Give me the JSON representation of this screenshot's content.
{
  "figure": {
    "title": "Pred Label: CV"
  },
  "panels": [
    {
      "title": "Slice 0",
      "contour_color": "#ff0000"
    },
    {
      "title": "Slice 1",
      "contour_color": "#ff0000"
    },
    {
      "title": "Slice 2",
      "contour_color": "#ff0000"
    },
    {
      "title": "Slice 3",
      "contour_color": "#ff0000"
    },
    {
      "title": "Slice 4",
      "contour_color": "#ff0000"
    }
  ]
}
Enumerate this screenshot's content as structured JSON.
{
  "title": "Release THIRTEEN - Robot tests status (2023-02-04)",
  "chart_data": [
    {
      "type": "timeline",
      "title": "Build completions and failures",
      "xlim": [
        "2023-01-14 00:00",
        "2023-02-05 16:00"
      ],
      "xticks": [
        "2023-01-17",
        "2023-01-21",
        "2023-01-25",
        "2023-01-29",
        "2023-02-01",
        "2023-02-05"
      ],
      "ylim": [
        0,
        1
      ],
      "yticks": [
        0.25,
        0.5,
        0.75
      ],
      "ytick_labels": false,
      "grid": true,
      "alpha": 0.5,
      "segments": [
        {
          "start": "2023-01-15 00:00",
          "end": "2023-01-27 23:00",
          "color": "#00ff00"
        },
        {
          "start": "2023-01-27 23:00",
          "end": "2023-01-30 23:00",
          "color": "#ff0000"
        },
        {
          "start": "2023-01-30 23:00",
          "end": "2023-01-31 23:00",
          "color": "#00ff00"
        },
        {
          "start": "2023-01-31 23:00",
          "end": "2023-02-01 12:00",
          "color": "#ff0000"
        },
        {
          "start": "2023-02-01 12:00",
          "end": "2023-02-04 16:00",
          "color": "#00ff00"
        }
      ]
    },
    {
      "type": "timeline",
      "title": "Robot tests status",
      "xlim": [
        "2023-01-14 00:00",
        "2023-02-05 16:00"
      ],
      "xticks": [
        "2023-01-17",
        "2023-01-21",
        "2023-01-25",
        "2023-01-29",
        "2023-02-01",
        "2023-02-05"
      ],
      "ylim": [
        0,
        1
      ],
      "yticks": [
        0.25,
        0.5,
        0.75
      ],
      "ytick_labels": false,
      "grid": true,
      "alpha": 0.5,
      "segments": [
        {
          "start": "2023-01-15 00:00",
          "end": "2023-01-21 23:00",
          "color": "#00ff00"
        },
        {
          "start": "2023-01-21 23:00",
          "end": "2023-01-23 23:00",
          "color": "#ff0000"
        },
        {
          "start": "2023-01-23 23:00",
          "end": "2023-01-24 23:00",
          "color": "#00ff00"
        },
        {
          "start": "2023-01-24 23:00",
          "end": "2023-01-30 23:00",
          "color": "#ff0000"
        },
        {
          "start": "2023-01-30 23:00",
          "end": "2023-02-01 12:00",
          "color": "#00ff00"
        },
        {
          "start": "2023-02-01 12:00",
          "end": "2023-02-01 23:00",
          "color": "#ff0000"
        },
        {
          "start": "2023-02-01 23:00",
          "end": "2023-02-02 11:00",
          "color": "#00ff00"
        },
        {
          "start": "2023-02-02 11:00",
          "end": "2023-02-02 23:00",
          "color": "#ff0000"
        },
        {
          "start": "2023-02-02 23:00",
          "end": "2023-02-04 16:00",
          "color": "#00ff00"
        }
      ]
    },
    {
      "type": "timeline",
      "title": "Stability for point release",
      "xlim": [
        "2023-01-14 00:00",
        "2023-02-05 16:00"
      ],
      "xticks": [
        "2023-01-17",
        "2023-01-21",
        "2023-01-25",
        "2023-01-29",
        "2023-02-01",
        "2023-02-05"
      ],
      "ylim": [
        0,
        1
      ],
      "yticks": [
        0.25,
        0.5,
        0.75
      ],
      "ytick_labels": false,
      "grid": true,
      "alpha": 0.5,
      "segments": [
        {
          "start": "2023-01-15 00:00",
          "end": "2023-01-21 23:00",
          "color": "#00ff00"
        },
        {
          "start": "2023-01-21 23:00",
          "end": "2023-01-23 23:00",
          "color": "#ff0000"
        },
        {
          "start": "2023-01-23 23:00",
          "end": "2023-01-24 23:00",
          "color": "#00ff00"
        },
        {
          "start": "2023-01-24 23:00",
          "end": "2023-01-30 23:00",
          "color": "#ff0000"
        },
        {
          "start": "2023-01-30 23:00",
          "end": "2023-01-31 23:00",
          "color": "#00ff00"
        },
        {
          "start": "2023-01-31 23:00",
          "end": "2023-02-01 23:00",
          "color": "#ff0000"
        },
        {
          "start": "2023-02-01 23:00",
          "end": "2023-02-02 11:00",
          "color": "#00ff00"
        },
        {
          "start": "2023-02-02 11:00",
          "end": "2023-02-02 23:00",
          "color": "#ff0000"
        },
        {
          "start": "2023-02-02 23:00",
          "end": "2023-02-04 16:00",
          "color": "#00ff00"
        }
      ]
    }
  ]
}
################
• _Instruction_:
Repeat the data above exactly.

• _Result of this exercise_:
Give me the JSON representation of this screenshot's content.
{
  "figure": {
    "title": "Pred Label: CV"
  },
  "panels": [
    {
      "title": "Slice 0",
      "contour_color": "#ff0000"
    },
    {
      "title": "Slice 1",
      "contour_color": "#ff0000"
    },
    {
      "title": "Slice 2",
      "contour_color": "#ff0000"
    },
    {
      "title": "Slice 3",
      "contour_color": "#ff0000"
    },
    {
      "title": "Slice 4",
      "contour_color": "#ff0000"
    }
  ]
}
Enumerate this screenshot's content as structured JSON.
{
  "title": "Release THIRTEEN - Robot tests status (2023-02-04)",
  "chart_data": [
    {
      "type": "timeline",
      "title": "Build completions and failures",
      "xlim": [
        "2023-01-14 00:00",
        "2023-02-05 16:00"
      ],
      "xticks": [
        "2023-01-17",
        "2023-01-21",
        "2023-01-25",
        "2023-01-29",
        "2023-02-01",
        "2023-02-05"
      ],
      "ylim": [
        0,
        1
      ],
      "yticks": [
        0.25,
        0.5,
        0.75
      ],
      "ytick_labels": false,
      "grid": true,
      "alpha": 0.5,
      "segments": [
        {
          "start": "2023-01-15 00:00",
          "end": "2023-01-27 23:00",
          "color": "#00ff00"
        },
        {
          "start": "2023-01-27 23:00",
          "end": "2023-01-30 23:00",
          "color": "#ff0000"
        },
        {
          "start": "2023-01-30 23:00",
          "end": "2023-01-31 23:00",
          "color": "#00ff00"
        },
        {
          "start": "2023-01-31 23:00",
          "end": "2023-02-01 12:00",
          "color": "#ff0000"
        },
        {
          "start": "2023-02-01 12:00",
          "end": "2023-02-04 16:00",
          "color": "#00ff00"
        }
      ]
    },
    {
      "type": "timeline",
      "title": "Robot tests status",
      "xlim": [
        "2023-01-14 00:00",
        "2023-02-05 16:00"
      ],
      "xticks": [
        "2023-01-17",
        "2023-01-21",
        "2023-01-25",
        "2023-01-29",
        "2023-02-01",
        "2023-02-05"
      ],
      "ylim": [
        0,
        1
      ],
      "yticks": [
        0.25,
        0.5,
        0.75
      ],
      "ytick_labels": false,
      "grid": true,
      "alpha": 0.5,
      "segments": [
        {
          "start": "2023-01-15 00:00",
          "end": "2023-01-21 23:00",
          "color": "#00ff00"
        },
        {
          "start": "2023-01-21 23:00",
          "end": "2023-01-23 23:00",
          "color": "#ff0000"
        },
        {
          "start": "2023-01-23 23:00",
          "end": "2023-01-24 23:00",
          "color": "#00ff00"
        },
        {
          "start": "2023-01-24 23:00",
          "end": "2023-01-30 23:00",
          "color": "#ff0000"
        },
        {
          "start": "2023-01-30 23:00",
          "end": "2023-02-01 12:00",
          "color": "#00ff00"
        },
        {
          "start": "2023-02-01 12:00",
          "end": "2023-02-01 23:00",
          "color": "#ff0000"
        },
        {
          "start": "2023-02-01 23:00",
          "end": "2023-02-02 11:00",
          "color": "#00ff00"
        },
        {
          "start": "2023-02-02 11:00",
          "end": "2023-02-02 23:00",
          "color": "#ff0000"
        },
        {
          "start": "2023-02-02 23:00",
          "end": "2023-02-04 16:00",
          "color": "#00ff00"
        }
      ]
    },
    {
      "type": "timeline",
      "title": "Stability for point release",
      "xlim": [
        "2023-01-14 00:00",
        "2023-02-05 16:00"
      ],
      "xticks": [
        "2023-01-17",
        "2023-01-21",
        "2023-01-25",
        "2023-01-29",
        "2023-02-01",
        "2023-02-05"
      ],
      "ylim": [
        0,
        1
      ],
      "yticks": [
        0.25,
        0.5,
        0.75
      ],
      "ytick_labels": false,
      "grid": true,
      "alpha": 0.5,
      "segments": [
        {
          "start": "2023-01-15 00:00",
          "end": "2023-01-21 23:00",
          "color": "#00ff00"
        },
        {
          "start": "2023-01-21 23:00",
          "end": "2023-01-23 23:00",
          "color": "#ff0000"
        },
        {
          "start": "2023-01-23 23:00",
          "end": "2023-01-24 23:00",
          "color": "#00ff00"
        },
        {
          "start": "2023-01-24 23:00",
          "end": "2023-01-30 23:00",
          "color": "#ff0000"
        },
        {
          "start": "2023-01-30 23:00",
          "end": "2023-01-31 23:00",
          "color": "#00ff00"
        },
        {
          "start": "2023-01-31 23:00",
          "end": "2023-02-01 23:00",
          "color": "#ff0000"
        },
        {
          "start": "2023-02-01 23:00",
          "end": "2023-02-02 11:00",
          "color": "#00ff00"
        },
        {
          "start": "2023-02-02 11:00",
          "end": "2023-02-02 23:00",
          "color": "#ff0000"
        },
        {
          "start": "2023-02-02 23:00",
          "end": "2023-02-04 16:00",
          "color": "#00ff00"
        }
      ]
    }
  ]
}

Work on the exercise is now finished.